Extract the text of each entry below exactly, leaving every image behind.
(begin)
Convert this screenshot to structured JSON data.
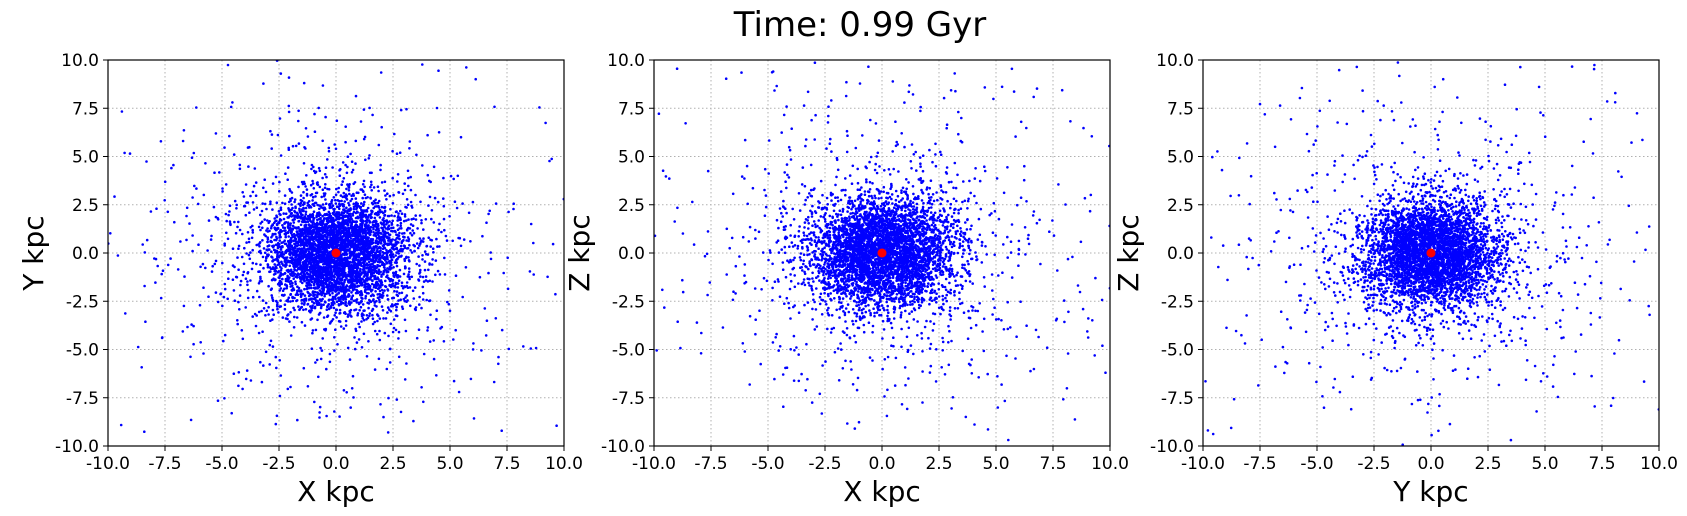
{
  "figure": {
    "suptitle": "Time: 0.99 Gyr",
    "colors": {
      "particles": "#0000ff",
      "center": "#ff0000",
      "grid": "#b0b0b0"
    }
  },
  "chart_data": [
    {
      "type": "scatter",
      "title": "",
      "xlabel": "X kpc",
      "ylabel": "Y kpc",
      "xlim": [
        -10,
        10
      ],
      "ylim": [
        -10,
        10
      ],
      "xticks": [
        -10.0,
        -7.5,
        -5.0,
        -2.5,
        0.0,
        2.5,
        5.0,
        7.5,
        10.0
      ],
      "yticks": [
        -10.0,
        -7.5,
        -5.0,
        -2.5,
        0.0,
        2.5,
        5.0,
        7.5,
        10.0
      ],
      "grid": true,
      "grid_style": "dotted",
      "particle_distribution": {
        "count": 5000,
        "core_sigma_kpc": [
          1.5,
          1.4
        ],
        "halo_fraction": 0.3,
        "halo_scale_kpc": 3.2,
        "seed": 11
      },
      "center_marker": {
        "x": 0.0,
        "y": 0.0
      }
    },
    {
      "type": "scatter",
      "title": "",
      "xlabel": "X kpc",
      "ylabel": "Z kpc",
      "xlim": [
        -10,
        10
      ],
      "ylim": [
        -10,
        10
      ],
      "xticks": [
        -10.0,
        -7.5,
        -5.0,
        -2.5,
        0.0,
        2.5,
        5.0,
        7.5,
        10.0
      ],
      "yticks": [
        -10.0,
        -7.5,
        -5.0,
        -2.5,
        0.0,
        2.5,
        5.0,
        7.5,
        10.0
      ],
      "grid": true,
      "grid_style": "dotted",
      "particle_distribution": {
        "count": 5000,
        "core_sigma_kpc": [
          1.5,
          1.35
        ],
        "halo_fraction": 0.3,
        "halo_scale_kpc": 3.2,
        "seed": 23
      },
      "center_marker": {
        "x": 0.0,
        "y": 0.0
      }
    },
    {
      "type": "scatter",
      "title": "",
      "xlabel": "Y kpc",
      "ylabel": "Z kpc",
      "xlim": [
        -10,
        10
      ],
      "ylim": [
        -10,
        10
      ],
      "xticks": [
        -10.0,
        -7.5,
        -5.0,
        -2.5,
        0.0,
        2.5,
        5.0,
        7.5,
        10.0
      ],
      "yticks": [
        -10.0,
        -7.5,
        -5.0,
        -2.5,
        0.0,
        2.5,
        5.0,
        7.5,
        10.0
      ],
      "grid": true,
      "grid_style": "dotted",
      "particle_distribution": {
        "count": 5000,
        "core_sigma_kpc": [
          1.4,
          1.35
        ],
        "halo_fraction": 0.3,
        "halo_scale_kpc": 3.2,
        "seed": 37
      },
      "center_marker": {
        "x": 0.0,
        "y": 0.0
      }
    }
  ]
}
(end)
# [TASK RESPONSE]
Convert this screenshot to structured JSON data.
{
  "figure": {
    "suptitle": "Time: 0.99 Gyr",
    "colors": {
      "particles": "#0000ff",
      "center": "#ff0000",
      "grid": "#b0b0b0"
    }
  },
  "chart_data": [
    {
      "type": "scatter",
      "title": "",
      "xlabel": "X kpc",
      "ylabel": "Y kpc",
      "xlim": [
        -10,
        10
      ],
      "ylim": [
        -10,
        10
      ],
      "xticks": [
        -10.0,
        -7.5,
        -5.0,
        -2.5,
        0.0,
        2.5,
        5.0,
        7.5,
        10.0
      ],
      "yticks": [
        -10.0,
        -7.5,
        -5.0,
        -2.5,
        0.0,
        2.5,
        5.0,
        7.5,
        10.0
      ],
      "grid": true,
      "grid_style": "dotted",
      "particle_distribution": {
        "count": 5000,
        "core_sigma_kpc": [
          1.5,
          1.4
        ],
        "halo_fraction": 0.3,
        "halo_scale_kpc": 3.2,
        "seed": 11
      },
      "center_marker": {
        "x": 0.0,
        "y": 0.0
      }
    },
    {
      "type": "scatter",
      "title": "",
      "xlabel": "X kpc",
      "ylabel": "Z kpc",
      "xlim": [
        -10,
        10
      ],
      "ylim": [
        -10,
        10
      ],
      "xticks": [
        -10.0,
        -7.5,
        -5.0,
        -2.5,
        0.0,
        2.5,
        5.0,
        7.5,
        10.0
      ],
      "yticks": [
        -10.0,
        -7.5,
        -5.0,
        -2.5,
        0.0,
        2.5,
        5.0,
        7.5,
        10.0
      ],
      "grid": true,
      "grid_style": "dotted",
      "particle_distribution": {
        "count": 5000,
        "core_sigma_kpc": [
          1.5,
          1.35
        ],
        "halo_fraction": 0.3,
        "halo_scale_kpc": 3.2,
        "seed": 23
      },
      "center_marker": {
        "x": 0.0,
        "y": 0.0
      }
    },
    {
      "type": "scatter",
      "title": "",
      "xlabel": "Y kpc",
      "ylabel": "Z kpc",
      "xlim": [
        -10,
        10
      ],
      "ylim": [
        -10,
        10
      ],
      "xticks": [
        -10.0,
        -7.5,
        -5.0,
        -2.5,
        0.0,
        2.5,
        5.0,
        7.5,
        10.0
      ],
      "yticks": [
        -10.0,
        -7.5,
        -5.0,
        -2.5,
        0.0,
        2.5,
        5.0,
        7.5,
        10.0
      ],
      "grid": true,
      "grid_style": "dotted",
      "particle_distribution": {
        "count": 5000,
        "core_sigma_kpc": [
          1.4,
          1.35
        ],
        "halo_fraction": 0.3,
        "halo_scale_kpc": 3.2,
        "seed": 37
      },
      "center_marker": {
        "x": 0.0,
        "y": 0.0
      }
    }
  ]
}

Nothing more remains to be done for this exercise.